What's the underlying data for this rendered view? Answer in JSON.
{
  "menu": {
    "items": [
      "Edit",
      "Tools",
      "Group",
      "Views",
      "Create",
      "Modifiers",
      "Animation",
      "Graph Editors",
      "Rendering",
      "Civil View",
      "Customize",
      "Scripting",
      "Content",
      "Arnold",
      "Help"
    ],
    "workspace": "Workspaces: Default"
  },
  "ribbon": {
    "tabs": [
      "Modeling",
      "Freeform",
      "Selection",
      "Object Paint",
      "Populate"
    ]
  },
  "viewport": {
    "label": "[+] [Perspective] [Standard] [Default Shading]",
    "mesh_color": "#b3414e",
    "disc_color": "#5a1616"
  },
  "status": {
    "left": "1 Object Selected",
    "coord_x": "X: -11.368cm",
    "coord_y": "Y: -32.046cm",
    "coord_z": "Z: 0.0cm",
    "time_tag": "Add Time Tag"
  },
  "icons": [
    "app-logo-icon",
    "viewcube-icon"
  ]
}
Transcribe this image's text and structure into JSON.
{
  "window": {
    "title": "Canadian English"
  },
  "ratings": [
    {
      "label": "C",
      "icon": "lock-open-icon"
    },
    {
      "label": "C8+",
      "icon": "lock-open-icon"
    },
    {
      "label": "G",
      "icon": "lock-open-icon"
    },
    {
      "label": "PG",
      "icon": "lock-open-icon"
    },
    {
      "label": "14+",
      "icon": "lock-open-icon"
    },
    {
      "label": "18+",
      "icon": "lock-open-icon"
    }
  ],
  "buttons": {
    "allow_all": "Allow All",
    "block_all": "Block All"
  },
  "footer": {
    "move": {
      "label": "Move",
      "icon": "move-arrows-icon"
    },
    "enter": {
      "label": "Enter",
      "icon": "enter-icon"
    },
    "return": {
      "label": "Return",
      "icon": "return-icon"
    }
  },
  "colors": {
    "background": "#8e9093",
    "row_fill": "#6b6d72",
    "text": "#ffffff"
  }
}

—————

▶ What you should do: Repeat the whole listing exactly, keeping every line intact.

▶ Task result:
What's the underlying data for this rendered view? Answer in JSON.
{
  "menu": {
    "items": [
      "Edit",
      "Tools",
      "Group",
      "Views",
      "Create",
      "Modifiers",
      "Animation",
      "Graph Editors",
      "Rendering",
      "Civil View",
      "Customize",
      "Scripting",
      "Content",
      "Arnold",
      "Help"
    ],
    "workspace": "Workspaces: Default"
  },
  "ribbon": {
    "tabs": [
      "Modeling",
      "Freeform",
      "Selection",
      "Object Paint",
      "Populate"
    ]
  },
  "viewport": {
    "label": "[+] [Perspective] [Standard] [Default Shading]",
    "mesh_color": "#b3414e",
    "disc_color": "#5a1616"
  },
  "status": {
    "left": "1 Object Selected",
    "coord_x": "X: -11.368cm",
    "coord_y": "Y: -32.046cm",
    "coord_z": "Z: 0.0cm",
    "time_tag": "Add Time Tag"
  },
  "icons": [
    "app-logo-icon",
    "viewcube-icon"
  ]
}
Transcribe this image's text and structure into JSON.
{
  "window": {
    "title": "Canadian English"
  },
  "ratings": [
    {
      "label": "C",
      "icon": "lock-open-icon"
    },
    {
      "label": "C8+",
      "icon": "lock-open-icon"
    },
    {
      "label": "G",
      "icon": "lock-open-icon"
    },
    {
      "label": "PG",
      "icon": "lock-open-icon"
    },
    {
      "label": "14+",
      "icon": "lock-open-icon"
    },
    {
      "label": "18+",
      "icon": "lock-open-icon"
    }
  ],
  "buttons": {
    "allow_all": "Allow All",
    "block_all": "Block All"
  },
  "footer": {
    "move": {
      "label": "Move",
      "icon": "move-arrows-icon"
    },
    "enter": {
      "label": "Enter",
      "icon": "enter-icon"
    },
    "return": {
      "label": "Return",
      "icon": "return-icon"
    }
  },
  "colors": {
    "background": "#8e9093",
    "row_fill": "#6b6d72",
    "text": "#ffffff"
  }
}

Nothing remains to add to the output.